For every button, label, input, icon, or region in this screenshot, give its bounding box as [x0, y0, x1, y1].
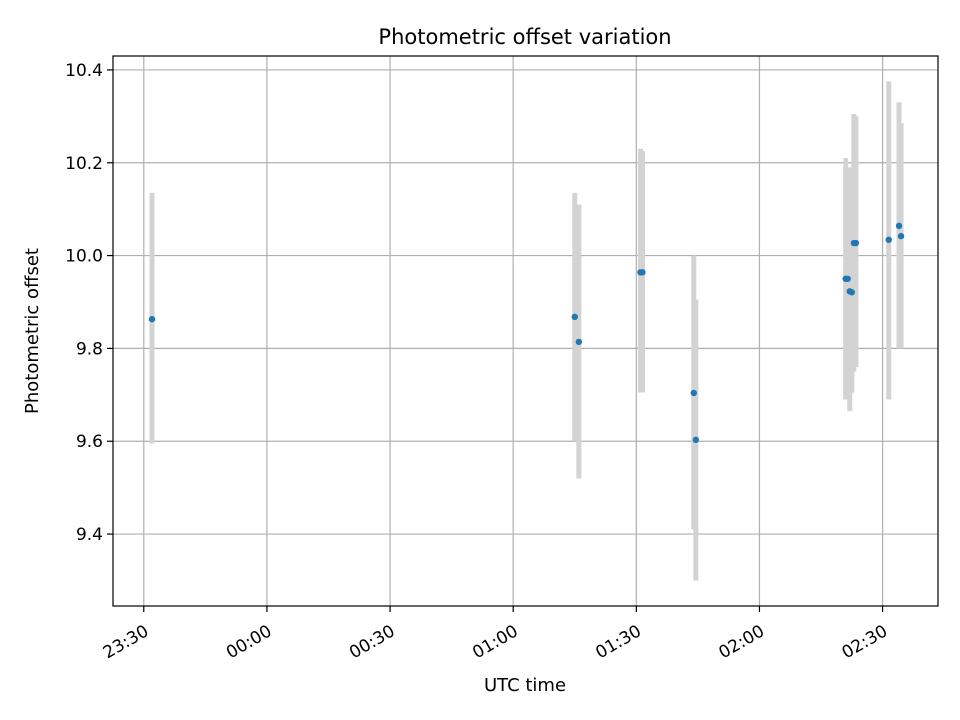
data-point	[895, 222, 903, 230]
data-point	[690, 389, 697, 397]
y-tick-label: 10.0	[65, 247, 103, 267]
data-point	[692, 436, 700, 444]
chart-title: Photometric offset variation	[378, 25, 671, 49]
data-point	[639, 269, 646, 276]
data-point	[148, 315, 156, 323]
y-tick-label: 9.4	[76, 525, 103, 545]
data-point	[885, 236, 892, 243]
y-tick-label: 9.8	[76, 339, 103, 359]
data-point	[897, 232, 905, 240]
data-point	[575, 338, 583, 346]
data-point	[844, 275, 851, 282]
y-tick-label: 9.6	[76, 432, 103, 452]
data-points	[148, 222, 905, 444]
y-tick-label: 10.4	[65, 61, 103, 81]
plot-frame	[112, 55, 939, 607]
x-axis-label: UTC time	[484, 675, 566, 696]
data-point	[852, 239, 860, 247]
y-axis-label: Photometric offset	[22, 248, 43, 414]
data-point	[848, 289, 856, 296]
grid	[113, 56, 938, 606]
data-point	[571, 313, 578, 321]
y-tick-label: 10.2	[65, 154, 103, 174]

* **WHAT THIS TASK INVOLVES**: Give the rows again unchanged, from the line with "222, 903, 230]" up to and including the line with "275, 851, 282]".

* **PROBLEM SOLUTION**:
data-point	[895, 222, 903, 230]
data-point	[690, 389, 697, 397]
y-tick-label: 10.0	[65, 247, 103, 267]
data-point	[692, 436, 700, 444]
chart-title: Photometric offset variation	[378, 25, 671, 49]
data-point	[639, 269, 646, 276]
data-point	[148, 315, 156, 323]
y-tick-label: 9.4	[76, 525, 103, 545]
data-point	[885, 236, 892, 243]
y-tick-label: 9.8	[76, 339, 103, 359]
data-point	[897, 232, 905, 240]
data-point	[575, 338, 583, 346]
data-point	[844, 275, 851, 282]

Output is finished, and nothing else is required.